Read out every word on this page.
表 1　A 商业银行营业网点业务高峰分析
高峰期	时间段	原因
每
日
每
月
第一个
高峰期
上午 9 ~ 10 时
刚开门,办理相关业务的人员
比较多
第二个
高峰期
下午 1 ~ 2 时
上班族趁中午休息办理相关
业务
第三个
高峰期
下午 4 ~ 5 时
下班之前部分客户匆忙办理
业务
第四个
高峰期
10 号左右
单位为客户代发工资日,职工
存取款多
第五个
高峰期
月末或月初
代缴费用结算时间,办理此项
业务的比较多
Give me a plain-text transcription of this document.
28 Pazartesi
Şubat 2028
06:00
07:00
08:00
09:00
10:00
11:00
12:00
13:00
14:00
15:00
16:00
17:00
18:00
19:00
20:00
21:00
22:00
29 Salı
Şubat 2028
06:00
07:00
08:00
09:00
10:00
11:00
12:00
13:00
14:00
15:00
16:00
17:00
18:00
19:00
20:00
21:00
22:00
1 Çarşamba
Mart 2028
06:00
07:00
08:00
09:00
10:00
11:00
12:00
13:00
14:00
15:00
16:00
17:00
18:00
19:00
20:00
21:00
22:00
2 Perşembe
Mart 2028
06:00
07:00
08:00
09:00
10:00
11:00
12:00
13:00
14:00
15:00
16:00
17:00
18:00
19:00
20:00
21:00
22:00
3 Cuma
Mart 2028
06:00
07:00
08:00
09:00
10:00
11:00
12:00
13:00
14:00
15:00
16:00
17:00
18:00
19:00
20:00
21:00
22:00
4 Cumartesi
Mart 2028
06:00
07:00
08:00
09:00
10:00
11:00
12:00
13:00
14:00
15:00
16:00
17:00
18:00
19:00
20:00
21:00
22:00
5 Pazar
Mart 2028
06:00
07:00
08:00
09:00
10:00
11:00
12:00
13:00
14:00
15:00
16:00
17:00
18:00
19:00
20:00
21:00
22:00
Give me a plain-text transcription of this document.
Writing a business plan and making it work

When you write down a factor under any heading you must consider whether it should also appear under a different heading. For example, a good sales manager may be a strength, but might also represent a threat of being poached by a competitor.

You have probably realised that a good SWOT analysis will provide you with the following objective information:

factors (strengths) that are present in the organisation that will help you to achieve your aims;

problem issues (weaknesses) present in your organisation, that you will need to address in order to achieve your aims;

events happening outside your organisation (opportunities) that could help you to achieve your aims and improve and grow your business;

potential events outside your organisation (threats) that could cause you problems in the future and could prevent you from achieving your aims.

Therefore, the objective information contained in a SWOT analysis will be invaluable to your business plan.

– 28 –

* * * * * * *

◆ PROBLEM DETAILS
Return every line of the material exactly.

◆ SOLUTION FOR THIS TASK
Read out every word on this page.
表 1　A 商业银行营业网点业务高峰分析
高峰期	时间段	原因
每
日
每
月
第一个
高峰期
上午 9 ~ 10 时
刚开门,办理相关业务的人员
比较多
第二个
高峰期
下午 1 ~ 2 时
上班族趁中午休息办理相关
业务
第三个
高峰期
下午 4 ~ 5 时
下班之前部分客户匆忙办理
业务
第四个
高峰期
10 号左右
单位为客户代发工资日,职工
存取款多
第五个
高峰期
月末或月初
代缴费用结算时间,办理此项
业务的比较多
Give me a plain-text transcription of this document.
28 Pazartesi
Şubat 2028
06:00
07:00
08:00
09:00
10:00
11:00
12:00
13:00
14:00
15:00
16:00
17:00
18:00
19:00
20:00
21:00
22:00
29 Salı
Şubat 2028
06:00
07:00
08:00
09:00
10:00
11:00
12:00
13:00
14:00
15:00
16:00
17:00
18:00
19:00
20:00
21:00
22:00
1 Çarşamba
Mart 2028
06:00
07:00
08:00
09:00
10:00
11:00
12:00
13:00
14:00
15:00
16:00
17:00
18:00
19:00
20:00
21:00
22:00
2 Perşembe
Mart 2028
06:00
07:00
08:00
09:00
10:00
11:00
12:00
13:00
14:00
15:00
16:00
17:00
18:00
19:00
20:00
21:00
22:00
3 Cuma
Mart 2028
06:00
07:00
08:00
09:00
10:00
11:00
12:00
13:00
14:00
15:00
16:00
17:00
18:00
19:00
20:00
21:00
22:00
4 Cumartesi
Mart 2028
06:00
07:00
08:00
09:00
10:00
11:00
12:00
13:00
14:00
15:00
16:00
17:00
18:00
19:00
20:00
21:00
22:00
5 Pazar
Mart 2028
06:00
07:00
08:00
09:00
10:00
11:00
12:00
13:00
14:00
15:00
16:00
17:00
18:00
19:00
20:00
21:00
22:00
Give me a plain-text transcription of this document.
Writing a business plan and making it work

When you write down a factor under any heading you must consider whether it should also appear under a different heading. For example, a good sales manager may be a strength, but might also represent a threat of being poached by a competitor.

You have probably realised that a good SWOT analysis will provide you with the following objective information:

factors (strengths) that are present in the organisation that will help you to achieve your aims;

problem issues (weaknesses) present in your organisation, that you will need to address in order to achieve your aims;

events happening outside your organisation (opportunities) that could help you to achieve your aims and improve and grow your business;

potential events outside your organisation (threats) that could cause you problems in the future and could prevent you from achieving your aims.

Therefore, the objective information contained in a SWOT analysis will be invaluable to your business plan.

– 28 –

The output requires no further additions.